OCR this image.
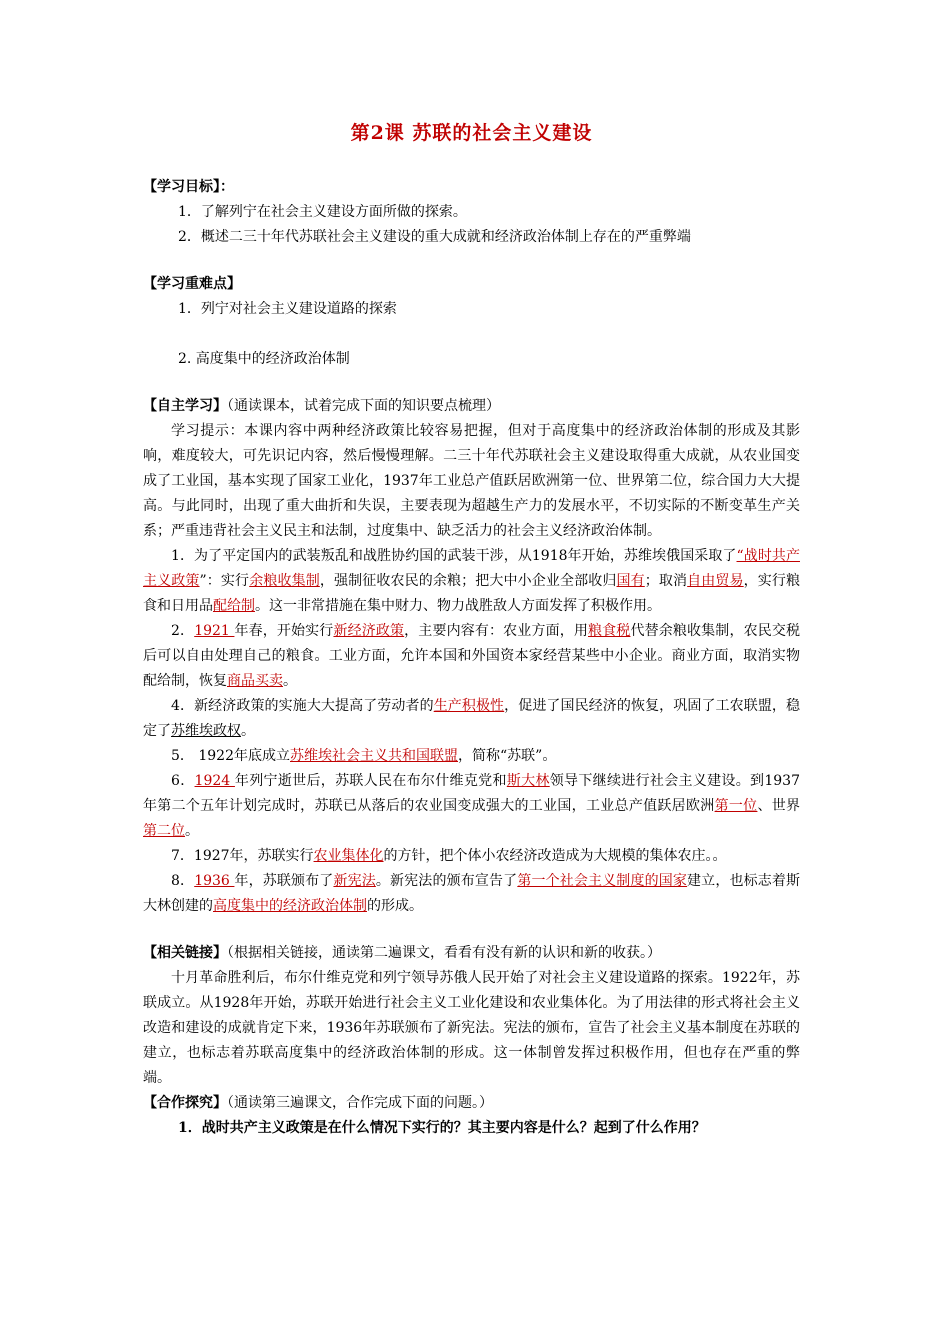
第2课 苏联的社会主义建设
【学习目标】：
1．了解列宁在社会主义建设方面所做的探索。
2．概述二三十年代苏联社会主义建设的重大成就和经济政治体制上存在的严重弊端
【学习重难点】
1．列宁对社会主义建设道路的探索
2. 高度集中的经济政治体制
【自主学习】（通读课本，试着完成下面的知识要点梳理）
学习提示：本课内容中两种经济政策比较容易把握，但对于高度集中的经济政治体制的形成及其影响，难度较大，可先识记内容，然后慢慢理解。二三十年代苏联社会主义建设取得重大成就，从农业国变成了工业国，基本实现了国家工业化，1937年工业总产值跃居欧洲第一位、世界第二位，综合国力大大提高。与此同时，出现了重大曲折和失误，主要表现为超越生产力的发展水平，不切实际的不断变革生产关系；严重违背社会主义民主和法制，过度集中、缺乏活力的社会主义经济政治体制。
1．为了平定国内的武装叛乱和战胜协约国的武装干涉，从1918年开始，苏维埃俄国采取了“战时共产主义政策”：实行余粮收集制，强制征收农民的余粮；把大中小企业全部收归国有；取消自由贸易，实行粮食和日用品配给制。这一非常措施在集中财力、物力战胜敌人方面发挥了积极作用。
2．1921 年春，开始实行新经济政策，主要内容有：农业方面，用粮食税代替余粮收集制，农民交税后可以自由处理自己的粮食。工业方面，允许本国和外国资本家经营某些中小企业。商业方面，取消实物配给制，恢复商品买卖。
4．新经济政策的实施大大提高了劳动者的生产积极性，促进了国民经济的恢复，巩固了工农联盟，稳定了苏维埃政权。
5． 1922年底成立苏维埃社会主义共和国联盟，简称“苏联”。
6．1924 年列宁逝世后，苏联人民在布尔什维克党和斯大林领导下继续进行社会主义建设。到1937年第二个五年计划完成时，苏联已从落后的农业国变成强大的工业国，工业总产值跃居欧洲第一位、世界第二位。
7．1927年，苏联实行农业集体化的方针，把个体小农经济改造成为大规模的集体农庄。。
8．1936 年，苏联颁布了新宪法。新宪法的颁布宣告了第一个社会主义制度的国家建立，也标志着斯大林创建的高度集中的经济政治体制的形成。
【相关链接】（根据相关链接，通读第二遍课文，看看有没有新的认识和新的收获。）
十月革命胜利后，布尔什维克党和列宁领导苏俄人民开始了对社会主义建设道路的探索。1922年，苏联成立。从1928年开始，苏联开始进行社会主义工业化建设和农业集体化。为了用法律的形式将社会主义改造和建设的成就肯定下来，1936年苏联颁布了新宪法。宪法的颁布，宣告了社会主义基本制度在苏联的建立，也标志着苏联高度集中的经济政治体制的形成。这一体制曾发挥过积极作用，但也存在严重的弊端。
【合作探究】（通读第三遍课文，合作完成下面的问题。）
1．战时共产主义政策是在什么情况下实行的？其主要内容是什么？起到了什么作用？
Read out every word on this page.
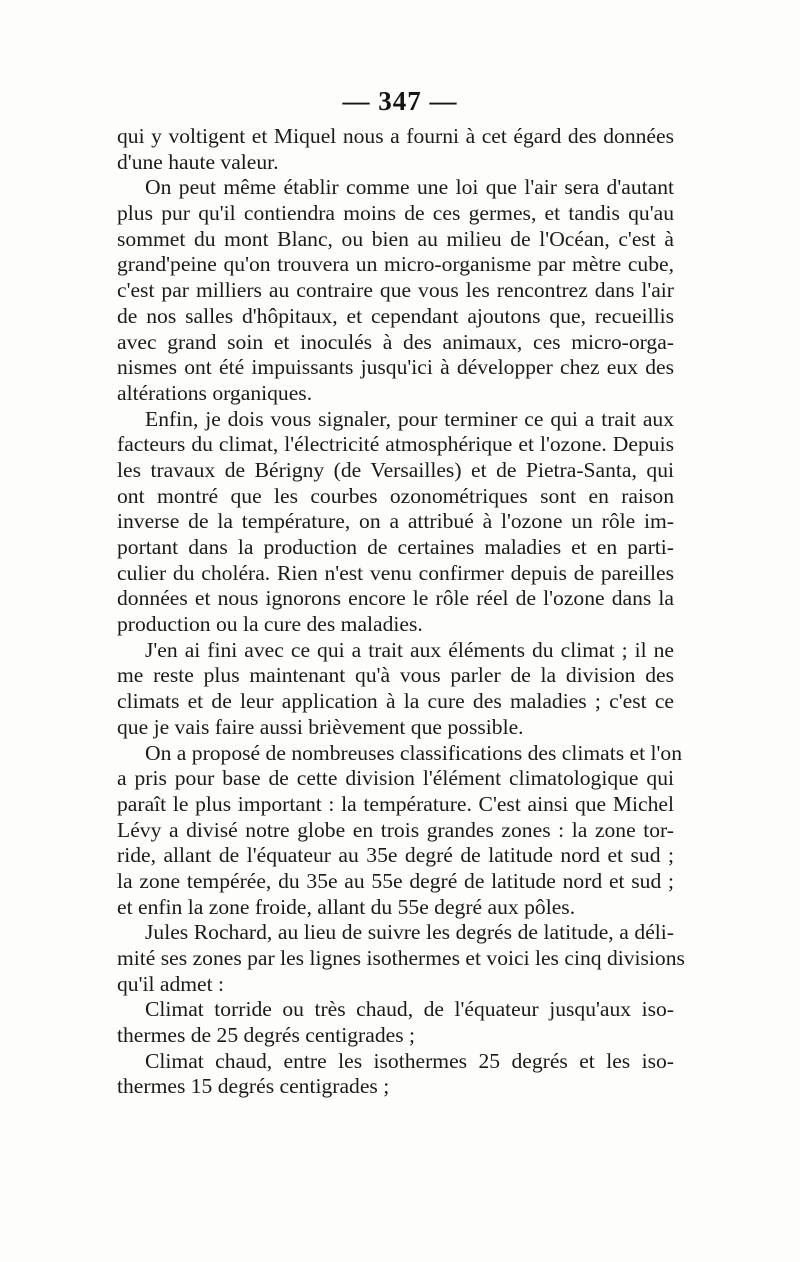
— 347 —
qui y voltigent et Miquel nous a fourni à cet égard des données
d'une haute valeur.
On peut même établir comme une loi que l'air sera d'autant
plus pur qu'il contiendra moins de ces germes, et tandis qu'au
sommet du mont Blanc, ou bien au milieu de l'Océan, c'est à
grand'peine qu'on trouvera un micro-organisme par mètre cube,
c'est par milliers au contraire que vous les rencontrez dans l'air
de nos salles d'hôpitaux, et cependant ajoutons que, recueillis
avec grand soin et inoculés à des animaux, ces micro-orga-
nismes ont été impuissants jusqu'ici à développer chez eux des
altérations organiques.
Enfin, je dois vous signaler, pour terminer ce qui a trait aux
facteurs du climat, l'électricité atmosphérique et l'ozone. Depuis
les travaux de Bérigny (de Versailles) et de Pietra-Santa, qui
ont montré que les courbes ozonométriques sont en raison
inverse de la température, on a attribué à l'ozone un rôle im-
portant dans la production de certaines maladies et en parti-
culier du choléra. Rien n'est venu confirmer depuis de pareilles
données et nous ignorons encore le rôle réel de l'ozone dans la
production ou la cure des maladies.
J'en ai fini avec ce qui a trait aux éléments du climat ; il ne
me reste plus maintenant qu'à vous parler de la division des
climats et de leur application à la cure des maladies ; c'est ce
que je vais faire aussi brièvement que possible.
On a proposé de nombreuses classifications des climats et l'on
a pris pour base de cette division l'élément climatologique qui
paraît le plus important : la température. C'est ainsi que Michel
Lévy a divisé notre globe en trois grandes zones : la zone tor-
ride, allant de l'équateur au 35e degré de latitude nord et sud ;
la zone tempérée, du 35e au 55e degré de latitude nord et sud ;
et enfin la zone froide, allant du 55e degré aux pôles.
Jules Rochard, au lieu de suivre les degrés de latitude, a déli-
mité ses zones par les lignes isothermes et voici les cinq divisions
qu'il admet :
Climat torride ou très chaud, de l'équateur jusqu'aux iso-
thermes de 25 degrés centigrades ;
Climat chaud, entre les isothermes 25 degrés et les iso-
thermes 15 degrés centigrades ;
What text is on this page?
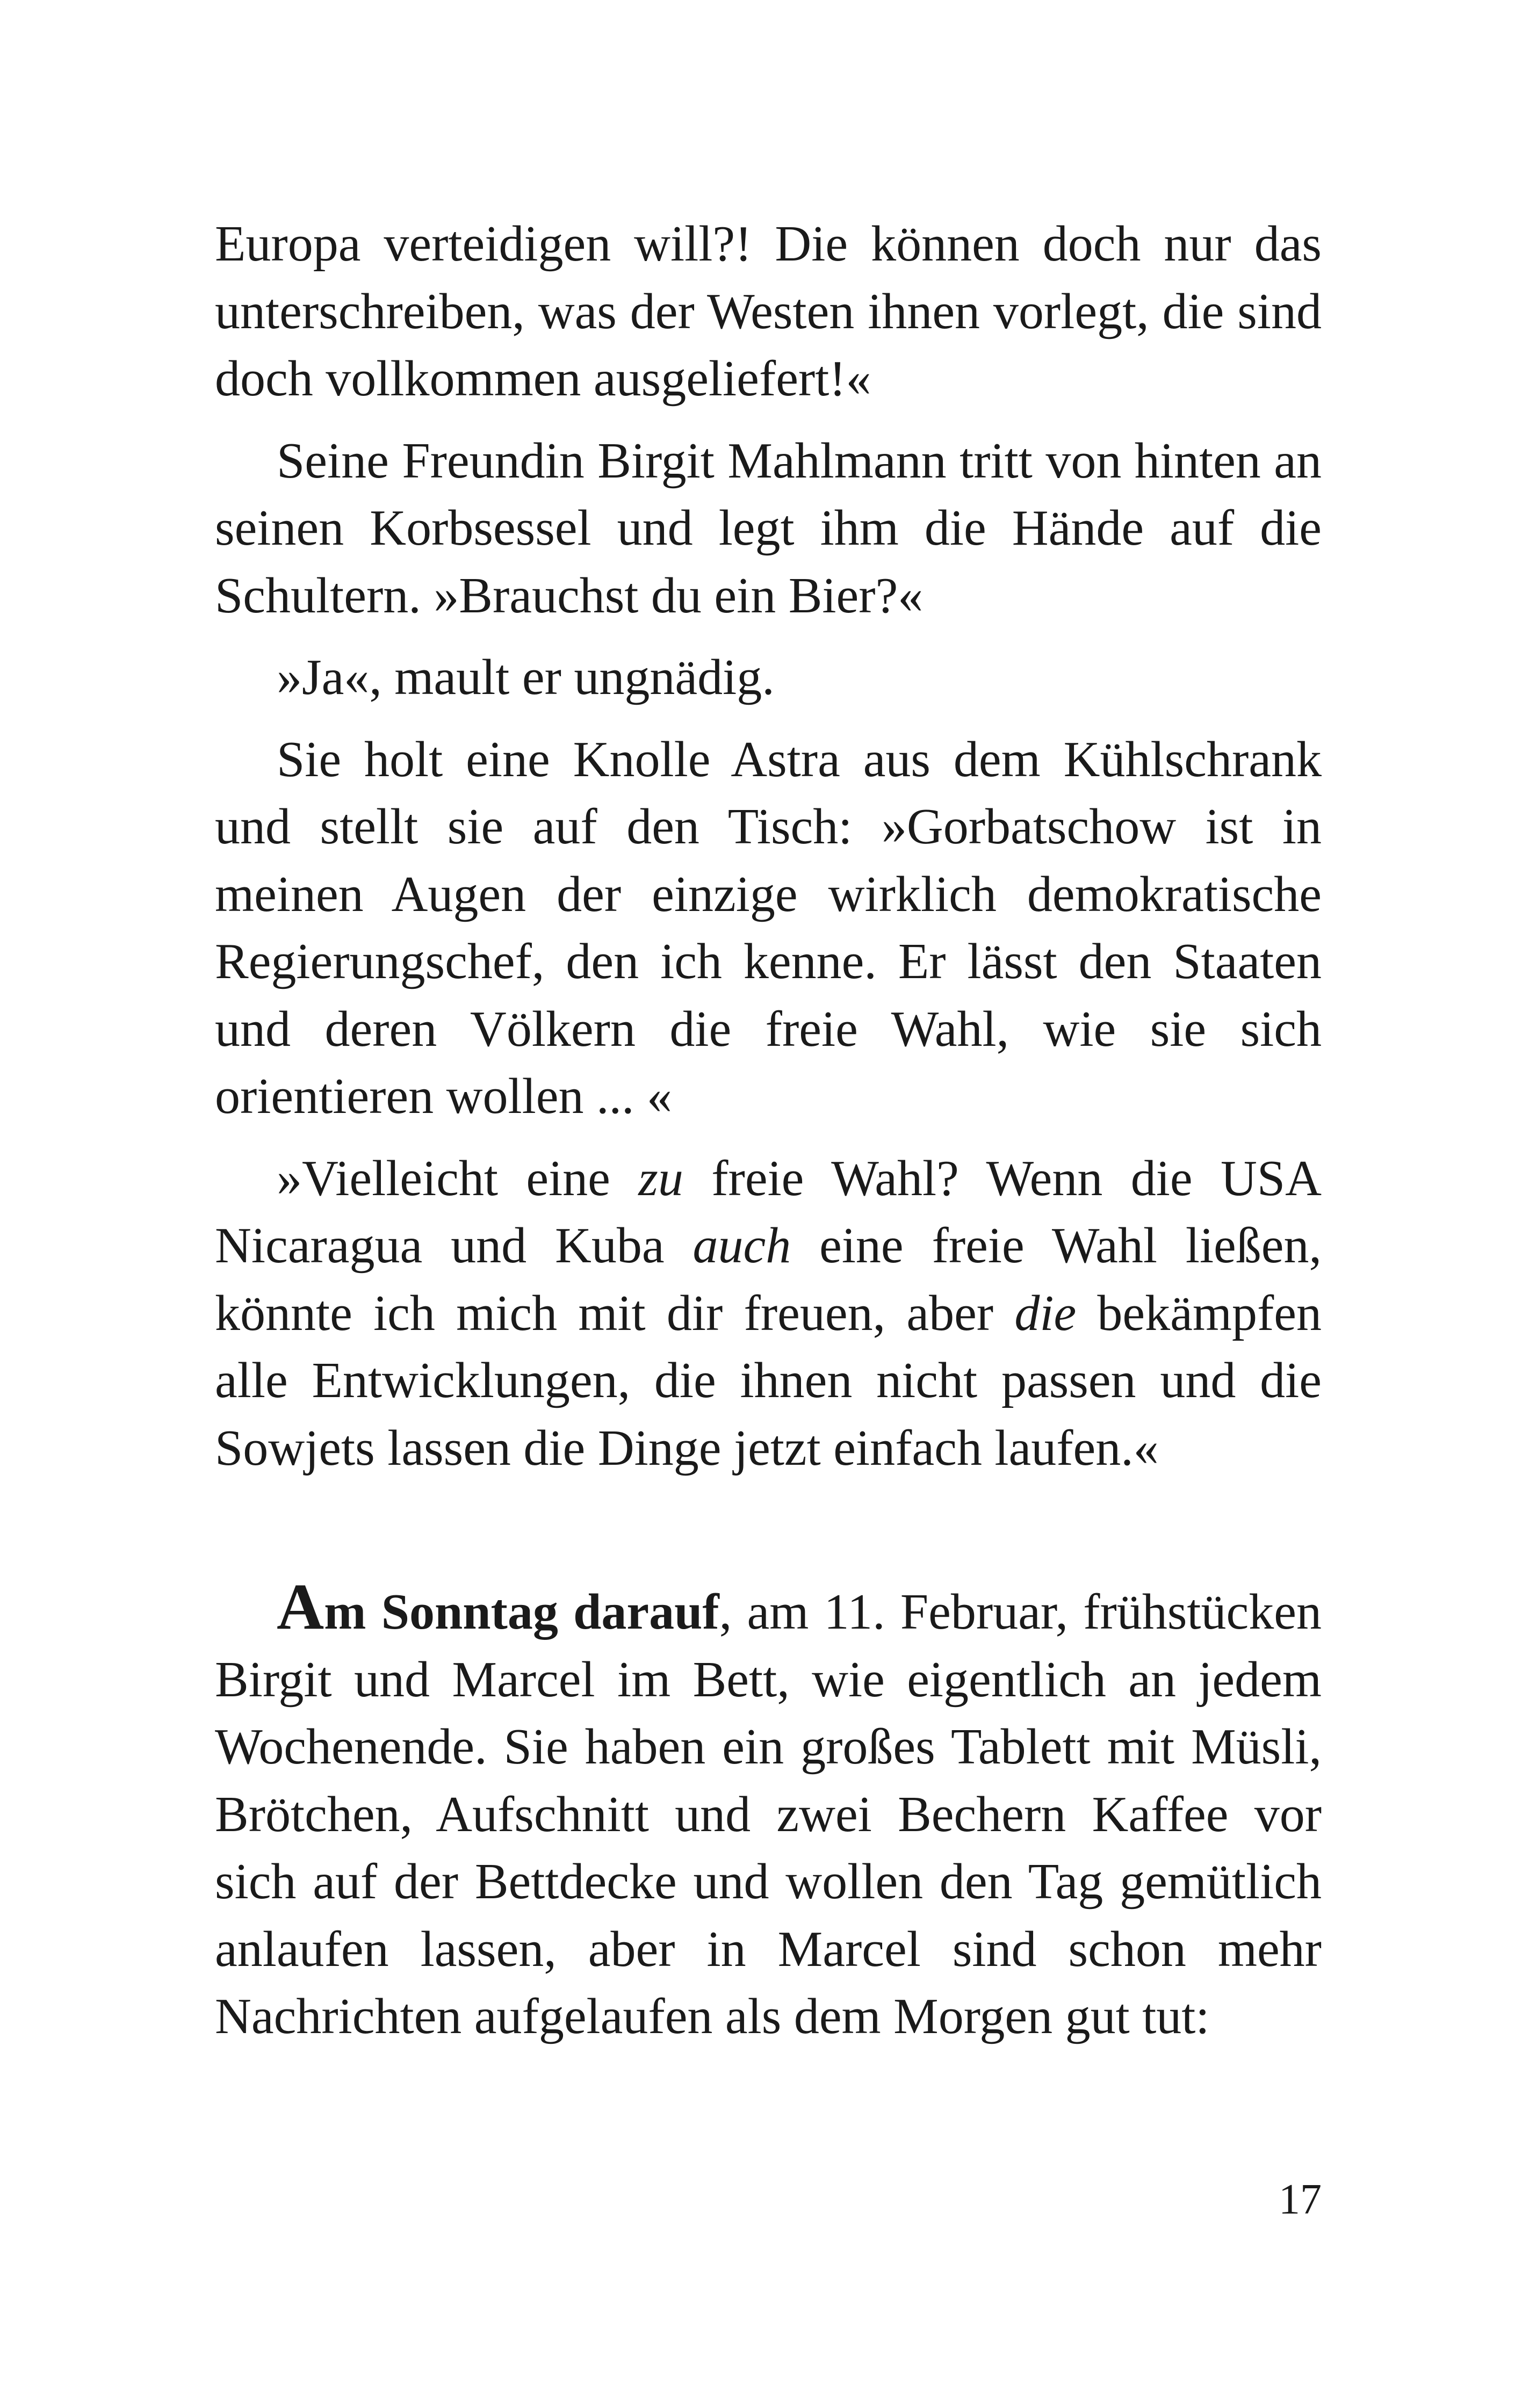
Europa verteidigen will?! Die können doch nur das unterschreiben, was der Westen ihnen vorlegt, die sind doch vollkommen ausgeliefert!«

Seine Freundin Birgit Mahlmann tritt von hinten an seinen Korbsessel und legt ihm die Hände auf die Schultern. »Brauchst du ein Bier?«

»Ja«, mault er ungnädig.

Sie holt eine Knolle Astra aus dem Kühlschrank und stellt sie auf den Tisch: »Gorbatschow ist in meinen Augen der einzige wirklich demokratische Regierungschef, den ich kenne. Er lässt den Staaten und deren Völkern die freie Wahl, wie sie sich orientieren wollen ... «

»Vielleicht eine zu freie Wahl? Wenn die USA Nicaragua und Kuba auch eine freie Wahl ließen, könnte ich mich mit dir freuen, aber die bekämpfen alle Entwicklungen, die ihnen nicht passen und die Sowjets lassen die Dinge jetzt einfach laufen.«

Am Sonntag darauf, am 11. Februar, frühstücken Birgit und Marcel im Bett, wie eigentlich an jedem Wochenende. Sie haben ein großes Tablett mit Müsli, Brötchen, Aufschnitt und zwei Bechern Kaffee vor sich auf der Bettdecke und wollen den Tag gemütlich anlaufen lassen, aber in Marcel sind schon mehr Nachrichten aufgelaufen als dem Morgen gut tut:

17
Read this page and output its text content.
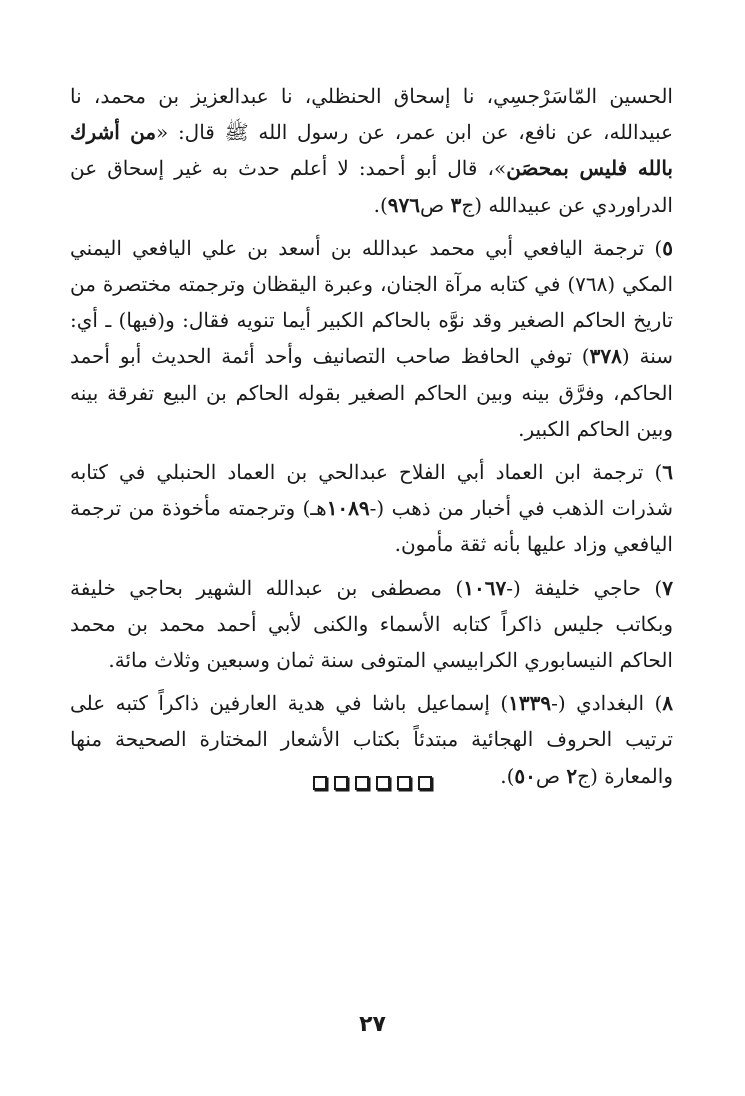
الحسين المّاسَرْجسِي، نا إسحاق الحنظلي، نا عبدالعزيز بن محمد، نا عبيدالله، عن نافع، عن ابن عمر، عن رسول الله ﷺ قال: «من أشرك بالله فليس بمحصَن»، قال أبو أحمد: لا أعلم حدث به غير إسحاق عن الدراوردي عن عبيدالله (ج٣ ص٩٧٦).

٥) ترجمة اليافعي أبي محمد عبدالله بن أسعد بن علي اليافعي اليمني المكي (٧٦٨) في كتابه مرآة الجنان، وعبرة اليقظان وترجمته مختصرة من تاريخ الحاكم الصغير وقد نوَّه بالحاكم الكبير أيما تنويه فقال: و(فيها) ـ أي: سنة (٣٧٨) توفي الحافظ صاحب التصانيف وأحد أئمة الحديث أبو أحمد الحاكم، وفرَّق بينه وبين الحاكم الصغير بقوله الحاكم بن البيع تفرقة بينه وبين الحاكم الكبير.

٦) ترجمة ابن العماد أبي الفلاح عبدالحي بن العماد الحنبلي في كتابه شذرات الذهب في أخبار من ذهب (-١٠٨٩هـ) وترجمته مأخوذة من ترجمة اليافعي وزاد عليها بأنه ثقة مأمون.

٧) حاجي خليفة (-١٠٦٧) مصطفى بن عبدالله الشهير بحاجي خليفة وبكاتب جليس ذاكراً كتابه الأسماء والكنى لأبي أحمد محمد بن محمد الحاكم النيسابوري الكرابيسي المتوفى سنة ثمان وسبعين وثلاث مائة.

٨) البغدادي (-١٣٣٩) إسماعيل باشا في هدية العارفين ذاكراً كتبه على ترتيب الحروف الهجائية مبتدئاً بكتاب الأشعار المختارة الصحيحة منها والمعارة (ج٢ ص٥٠).

٢٧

= = = = = = =

[Brief]
Show every line of the listing in which the string "zones" can be found.

[Response]
Lévy a divisé notre globe en trois grandes zones : la zone tor-
mité ses zones par les lignes isothermes et voici les cinq divisions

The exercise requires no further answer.